[Task prompt] Return the material exactly as supplied, apart from the pictures, which are omitted.

BEGIN Provided data

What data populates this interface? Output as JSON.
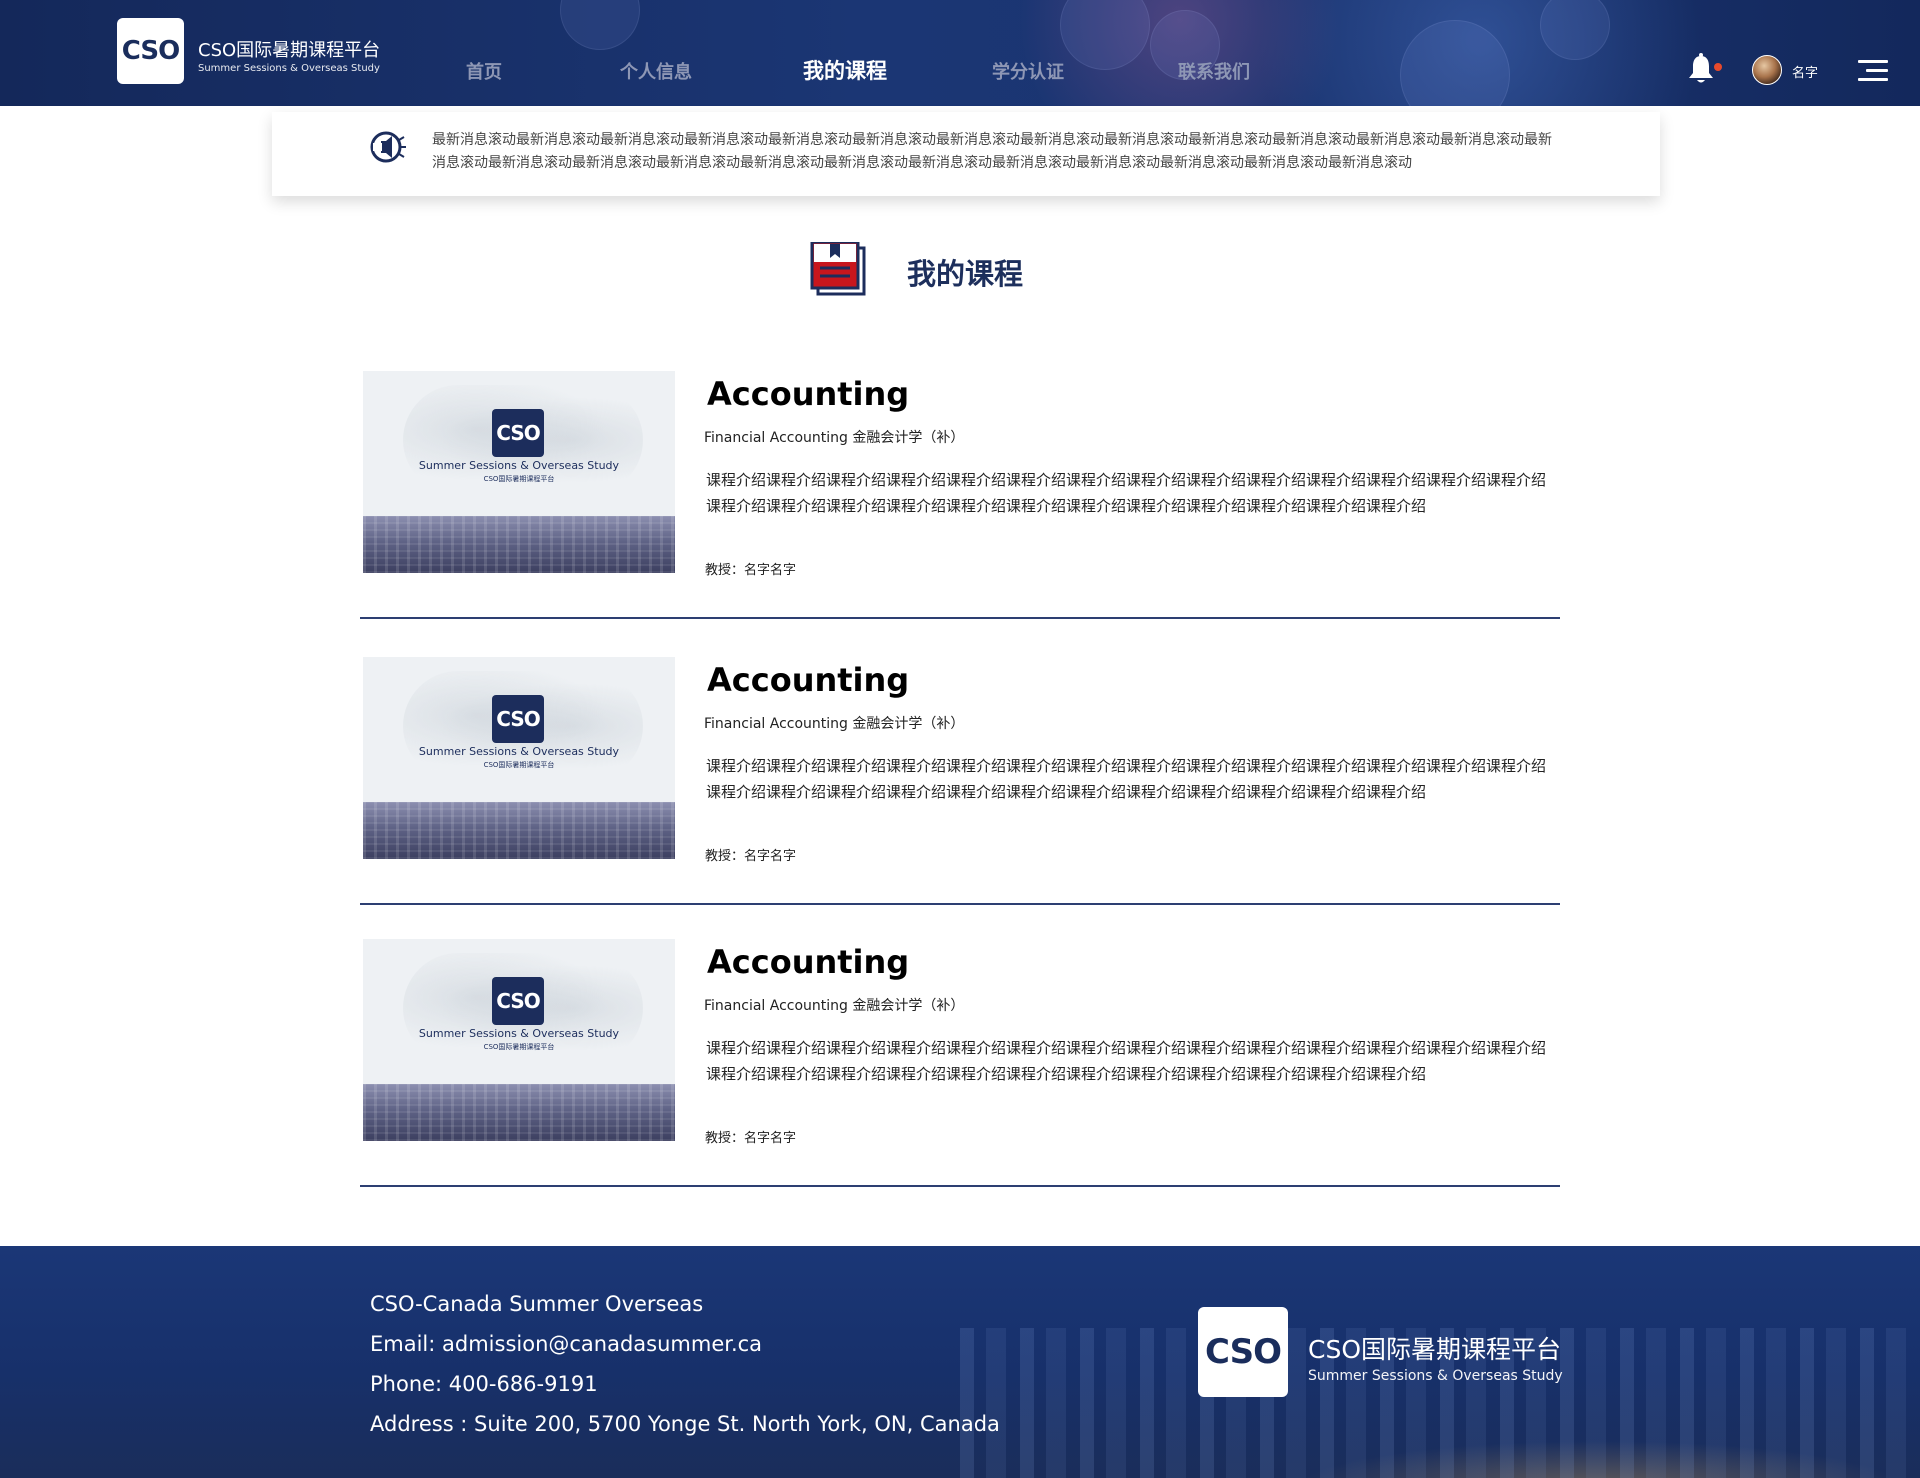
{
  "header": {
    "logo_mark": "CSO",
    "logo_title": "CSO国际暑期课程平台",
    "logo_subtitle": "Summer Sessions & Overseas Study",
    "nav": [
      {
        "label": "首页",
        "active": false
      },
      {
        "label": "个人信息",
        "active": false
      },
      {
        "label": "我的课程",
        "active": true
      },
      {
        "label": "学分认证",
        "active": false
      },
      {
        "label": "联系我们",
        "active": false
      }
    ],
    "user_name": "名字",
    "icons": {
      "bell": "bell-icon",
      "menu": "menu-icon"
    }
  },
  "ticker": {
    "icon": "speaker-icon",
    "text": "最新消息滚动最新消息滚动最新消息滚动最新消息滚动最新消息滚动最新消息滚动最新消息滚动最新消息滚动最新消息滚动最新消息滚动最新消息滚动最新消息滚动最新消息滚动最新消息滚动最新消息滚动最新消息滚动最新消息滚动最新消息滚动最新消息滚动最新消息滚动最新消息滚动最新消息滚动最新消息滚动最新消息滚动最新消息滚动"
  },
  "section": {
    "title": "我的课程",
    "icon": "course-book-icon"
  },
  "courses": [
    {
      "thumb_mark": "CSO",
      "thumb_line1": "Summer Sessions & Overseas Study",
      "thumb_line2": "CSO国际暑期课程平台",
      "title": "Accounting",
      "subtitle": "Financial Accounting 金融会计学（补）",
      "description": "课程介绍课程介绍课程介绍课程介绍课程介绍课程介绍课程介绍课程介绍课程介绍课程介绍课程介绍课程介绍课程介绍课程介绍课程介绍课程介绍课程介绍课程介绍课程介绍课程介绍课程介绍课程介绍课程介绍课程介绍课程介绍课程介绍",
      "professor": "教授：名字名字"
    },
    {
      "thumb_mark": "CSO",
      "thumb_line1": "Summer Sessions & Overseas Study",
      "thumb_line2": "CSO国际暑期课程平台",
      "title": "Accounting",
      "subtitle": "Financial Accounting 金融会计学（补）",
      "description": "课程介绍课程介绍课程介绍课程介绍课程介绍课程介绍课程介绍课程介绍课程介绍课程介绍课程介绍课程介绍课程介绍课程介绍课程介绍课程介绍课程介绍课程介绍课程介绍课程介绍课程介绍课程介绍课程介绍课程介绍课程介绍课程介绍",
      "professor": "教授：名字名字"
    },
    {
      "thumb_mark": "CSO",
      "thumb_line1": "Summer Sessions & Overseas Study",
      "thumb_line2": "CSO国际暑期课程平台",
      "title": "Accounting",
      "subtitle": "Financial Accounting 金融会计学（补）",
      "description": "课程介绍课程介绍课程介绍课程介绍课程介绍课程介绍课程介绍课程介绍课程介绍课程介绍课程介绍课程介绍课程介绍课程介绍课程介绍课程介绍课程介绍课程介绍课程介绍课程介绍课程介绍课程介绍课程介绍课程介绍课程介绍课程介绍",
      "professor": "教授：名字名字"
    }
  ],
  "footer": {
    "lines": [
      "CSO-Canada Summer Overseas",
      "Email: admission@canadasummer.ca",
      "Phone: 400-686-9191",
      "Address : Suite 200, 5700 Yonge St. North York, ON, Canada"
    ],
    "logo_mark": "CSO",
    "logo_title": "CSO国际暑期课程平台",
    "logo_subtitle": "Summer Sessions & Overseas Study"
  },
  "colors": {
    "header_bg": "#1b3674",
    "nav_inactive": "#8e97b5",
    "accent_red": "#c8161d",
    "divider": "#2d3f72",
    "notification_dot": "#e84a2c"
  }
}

END Provided data

[Reply to the task]
What data populates this interface? Output as JSON.
{
  "header": {
    "logo_mark": "CSO",
    "logo_title": "CSO国际暑期课程平台",
    "logo_subtitle": "Summer Sessions & Overseas Study",
    "nav": [
      {
        "label": "首页",
        "active": false
      },
      {
        "label": "个人信息",
        "active": false
      },
      {
        "label": "我的课程",
        "active": true
      },
      {
        "label": "学分认证",
        "active": false
      },
      {
        "label": "联系我们",
        "active": false
      }
    ],
    "user_name": "名字",
    "icons": {
      "bell": "bell-icon",
      "menu": "menu-icon"
    }
  },
  "ticker": {
    "icon": "speaker-icon",
    "text": "最新消息滚动最新消息滚动最新消息滚动最新消息滚动最新消息滚动最新消息滚动最新消息滚动最新消息滚动最新消息滚动最新消息滚动最新消息滚动最新消息滚动最新消息滚动最新消息滚动最新消息滚动最新消息滚动最新消息滚动最新消息滚动最新消息滚动最新消息滚动最新消息滚动最新消息滚动最新消息滚动最新消息滚动最新消息滚动"
  },
  "section": {
    "title": "我的课程",
    "icon": "course-book-icon"
  },
  "courses": [
    {
      "thumb_mark": "CSO",
      "thumb_line1": "Summer Sessions & Overseas Study",
      "thumb_line2": "CSO国际暑期课程平台",
      "title": "Accounting",
      "subtitle": "Financial Accounting 金融会计学（补）",
      "description": "课程介绍课程介绍课程介绍课程介绍课程介绍课程介绍课程介绍课程介绍课程介绍课程介绍课程介绍课程介绍课程介绍课程介绍课程介绍课程介绍课程介绍课程介绍课程介绍课程介绍课程介绍课程介绍课程介绍课程介绍课程介绍课程介绍",
      "professor": "教授：名字名字"
    },
    {
      "thumb_mark": "CSO",
      "thumb_line1": "Summer Sessions & Overseas Study",
      "thumb_line2": "CSO国际暑期课程平台",
      "title": "Accounting",
      "subtitle": "Financial Accounting 金融会计学（补）",
      "description": "课程介绍课程介绍课程介绍课程介绍课程介绍课程介绍课程介绍课程介绍课程介绍课程介绍课程介绍课程介绍课程介绍课程介绍课程介绍课程介绍课程介绍课程介绍课程介绍课程介绍课程介绍课程介绍课程介绍课程介绍课程介绍课程介绍",
      "professor": "教授：名字名字"
    },
    {
      "thumb_mark": "CSO",
      "thumb_line1": "Summer Sessions & Overseas Study",
      "thumb_line2": "CSO国际暑期课程平台",
      "title": "Accounting",
      "subtitle": "Financial Accounting 金融会计学（补）",
      "description": "课程介绍课程介绍课程介绍课程介绍课程介绍课程介绍课程介绍课程介绍课程介绍课程介绍课程介绍课程介绍课程介绍课程介绍课程介绍课程介绍课程介绍课程介绍课程介绍课程介绍课程介绍课程介绍课程介绍课程介绍课程介绍课程介绍",
      "professor": "教授：名字名字"
    }
  ],
  "footer": {
    "lines": [
      "CSO-Canada Summer Overseas",
      "Email: admission@canadasummer.ca",
      "Phone: 400-686-9191",
      "Address : Suite 200, 5700 Yonge St. North York, ON, Canada"
    ],
    "logo_mark": "CSO",
    "logo_title": "CSO国际暑期课程平台",
    "logo_subtitle": "Summer Sessions & Overseas Study"
  },
  "colors": {
    "header_bg": "#1b3674",
    "nav_inactive": "#8e97b5",
    "accent_red": "#c8161d",
    "divider": "#2d3f72",
    "notification_dot": "#e84a2c"
  }
}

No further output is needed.